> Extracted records

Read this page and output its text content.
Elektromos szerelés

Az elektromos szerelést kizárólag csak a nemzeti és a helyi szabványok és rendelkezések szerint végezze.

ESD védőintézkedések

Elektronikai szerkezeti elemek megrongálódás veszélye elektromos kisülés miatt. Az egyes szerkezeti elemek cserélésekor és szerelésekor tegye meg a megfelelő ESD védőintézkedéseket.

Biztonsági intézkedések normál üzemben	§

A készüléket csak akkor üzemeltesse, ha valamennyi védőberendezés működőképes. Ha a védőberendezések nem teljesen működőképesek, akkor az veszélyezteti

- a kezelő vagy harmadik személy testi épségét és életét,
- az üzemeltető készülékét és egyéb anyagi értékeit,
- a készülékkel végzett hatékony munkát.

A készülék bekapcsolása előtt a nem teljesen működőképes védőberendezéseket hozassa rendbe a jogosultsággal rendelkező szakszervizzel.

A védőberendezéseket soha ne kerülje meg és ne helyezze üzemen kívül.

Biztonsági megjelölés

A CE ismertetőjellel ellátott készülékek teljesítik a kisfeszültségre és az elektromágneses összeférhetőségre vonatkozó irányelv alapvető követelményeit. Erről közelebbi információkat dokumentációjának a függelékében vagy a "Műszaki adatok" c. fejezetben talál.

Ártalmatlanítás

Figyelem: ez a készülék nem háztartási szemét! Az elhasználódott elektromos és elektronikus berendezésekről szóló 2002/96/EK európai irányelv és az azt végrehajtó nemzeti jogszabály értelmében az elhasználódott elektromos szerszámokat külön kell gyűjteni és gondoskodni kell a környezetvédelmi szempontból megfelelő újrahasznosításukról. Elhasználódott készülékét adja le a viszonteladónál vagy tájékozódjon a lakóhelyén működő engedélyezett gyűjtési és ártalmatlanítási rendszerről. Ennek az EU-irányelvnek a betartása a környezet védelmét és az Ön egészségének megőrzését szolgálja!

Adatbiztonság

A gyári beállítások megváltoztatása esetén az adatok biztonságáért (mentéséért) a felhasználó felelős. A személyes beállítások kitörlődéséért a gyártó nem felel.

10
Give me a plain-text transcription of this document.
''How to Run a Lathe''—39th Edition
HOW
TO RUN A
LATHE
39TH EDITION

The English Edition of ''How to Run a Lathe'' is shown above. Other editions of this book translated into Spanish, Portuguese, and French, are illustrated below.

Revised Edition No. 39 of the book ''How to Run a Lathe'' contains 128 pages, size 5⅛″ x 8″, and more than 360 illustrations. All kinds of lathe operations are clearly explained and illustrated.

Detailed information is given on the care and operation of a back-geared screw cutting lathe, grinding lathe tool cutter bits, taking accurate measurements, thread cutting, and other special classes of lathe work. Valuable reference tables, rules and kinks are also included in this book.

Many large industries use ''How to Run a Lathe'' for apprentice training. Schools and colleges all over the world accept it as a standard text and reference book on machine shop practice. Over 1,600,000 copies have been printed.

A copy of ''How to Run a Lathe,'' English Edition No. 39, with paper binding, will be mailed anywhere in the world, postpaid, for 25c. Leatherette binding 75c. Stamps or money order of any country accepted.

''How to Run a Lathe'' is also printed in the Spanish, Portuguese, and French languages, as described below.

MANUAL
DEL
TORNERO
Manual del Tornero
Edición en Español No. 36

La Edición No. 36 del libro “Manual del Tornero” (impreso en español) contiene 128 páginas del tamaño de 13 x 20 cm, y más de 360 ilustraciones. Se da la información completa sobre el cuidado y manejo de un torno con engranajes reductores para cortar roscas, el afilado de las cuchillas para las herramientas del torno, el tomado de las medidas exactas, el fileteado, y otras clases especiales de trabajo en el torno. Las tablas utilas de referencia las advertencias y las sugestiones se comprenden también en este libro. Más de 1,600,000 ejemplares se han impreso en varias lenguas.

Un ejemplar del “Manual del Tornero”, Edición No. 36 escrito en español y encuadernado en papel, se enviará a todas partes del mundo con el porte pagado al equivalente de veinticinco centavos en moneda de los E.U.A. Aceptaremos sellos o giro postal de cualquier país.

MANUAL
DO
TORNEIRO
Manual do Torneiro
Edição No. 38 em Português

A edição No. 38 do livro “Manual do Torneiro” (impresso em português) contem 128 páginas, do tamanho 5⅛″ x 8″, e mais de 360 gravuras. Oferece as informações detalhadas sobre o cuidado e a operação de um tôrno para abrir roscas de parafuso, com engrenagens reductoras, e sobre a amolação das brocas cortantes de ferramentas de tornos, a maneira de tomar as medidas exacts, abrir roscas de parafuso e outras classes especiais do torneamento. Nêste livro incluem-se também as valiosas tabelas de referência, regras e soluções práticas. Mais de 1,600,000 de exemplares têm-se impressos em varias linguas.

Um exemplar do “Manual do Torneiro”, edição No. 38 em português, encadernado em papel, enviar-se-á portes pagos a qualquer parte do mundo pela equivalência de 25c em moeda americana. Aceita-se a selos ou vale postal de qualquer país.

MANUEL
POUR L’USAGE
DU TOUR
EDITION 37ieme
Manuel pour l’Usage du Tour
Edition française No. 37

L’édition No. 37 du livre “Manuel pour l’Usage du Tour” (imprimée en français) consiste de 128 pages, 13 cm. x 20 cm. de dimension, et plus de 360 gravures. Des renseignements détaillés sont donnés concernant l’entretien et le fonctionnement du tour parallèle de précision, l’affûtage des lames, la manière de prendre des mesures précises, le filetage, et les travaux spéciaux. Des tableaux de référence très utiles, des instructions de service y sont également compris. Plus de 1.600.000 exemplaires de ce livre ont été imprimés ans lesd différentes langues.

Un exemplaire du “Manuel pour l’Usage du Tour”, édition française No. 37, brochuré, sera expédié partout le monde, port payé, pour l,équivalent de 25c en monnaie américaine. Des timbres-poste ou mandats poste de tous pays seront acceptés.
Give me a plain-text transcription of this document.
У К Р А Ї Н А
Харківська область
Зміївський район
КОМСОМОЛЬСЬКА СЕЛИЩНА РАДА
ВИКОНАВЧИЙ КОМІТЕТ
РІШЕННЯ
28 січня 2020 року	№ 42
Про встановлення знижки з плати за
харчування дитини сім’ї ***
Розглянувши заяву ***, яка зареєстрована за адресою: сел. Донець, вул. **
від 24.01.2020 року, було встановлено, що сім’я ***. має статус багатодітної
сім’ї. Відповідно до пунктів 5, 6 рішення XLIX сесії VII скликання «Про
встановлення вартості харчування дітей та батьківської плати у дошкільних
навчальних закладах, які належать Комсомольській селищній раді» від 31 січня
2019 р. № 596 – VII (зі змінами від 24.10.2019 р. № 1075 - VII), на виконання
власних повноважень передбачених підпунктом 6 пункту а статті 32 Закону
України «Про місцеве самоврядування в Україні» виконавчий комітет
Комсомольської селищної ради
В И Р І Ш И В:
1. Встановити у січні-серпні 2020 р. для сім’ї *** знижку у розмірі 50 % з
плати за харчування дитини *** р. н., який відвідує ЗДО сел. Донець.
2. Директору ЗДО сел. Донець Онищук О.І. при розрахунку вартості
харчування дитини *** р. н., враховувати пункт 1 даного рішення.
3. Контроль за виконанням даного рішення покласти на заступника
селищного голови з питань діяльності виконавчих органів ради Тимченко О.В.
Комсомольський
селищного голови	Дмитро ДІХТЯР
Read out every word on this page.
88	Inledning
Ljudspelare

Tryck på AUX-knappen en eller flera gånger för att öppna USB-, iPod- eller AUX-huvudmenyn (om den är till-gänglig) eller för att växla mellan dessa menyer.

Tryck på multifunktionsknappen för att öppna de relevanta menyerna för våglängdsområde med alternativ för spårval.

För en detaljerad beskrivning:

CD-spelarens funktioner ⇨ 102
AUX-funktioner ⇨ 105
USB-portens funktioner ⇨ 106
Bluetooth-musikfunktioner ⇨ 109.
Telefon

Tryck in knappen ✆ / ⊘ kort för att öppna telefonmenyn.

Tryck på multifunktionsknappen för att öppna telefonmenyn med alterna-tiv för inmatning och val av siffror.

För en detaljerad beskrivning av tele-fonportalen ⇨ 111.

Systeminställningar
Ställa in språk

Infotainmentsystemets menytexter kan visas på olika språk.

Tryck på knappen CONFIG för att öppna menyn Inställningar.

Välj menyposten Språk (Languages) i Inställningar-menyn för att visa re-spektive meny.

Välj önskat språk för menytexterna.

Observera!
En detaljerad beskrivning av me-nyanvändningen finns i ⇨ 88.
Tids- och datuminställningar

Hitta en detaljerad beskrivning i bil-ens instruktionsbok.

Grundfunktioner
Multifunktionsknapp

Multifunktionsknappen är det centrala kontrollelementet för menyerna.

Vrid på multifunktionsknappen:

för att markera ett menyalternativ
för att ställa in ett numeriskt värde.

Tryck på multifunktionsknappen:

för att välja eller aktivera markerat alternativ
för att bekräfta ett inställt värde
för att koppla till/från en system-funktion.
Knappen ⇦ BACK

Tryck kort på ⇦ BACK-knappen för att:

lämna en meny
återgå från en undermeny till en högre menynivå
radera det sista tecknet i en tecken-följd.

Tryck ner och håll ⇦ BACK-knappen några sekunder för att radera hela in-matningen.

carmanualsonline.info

> TASK GOAL
Determine how many lines include the word "reference" and report that number by itself.

> OUTPUT
2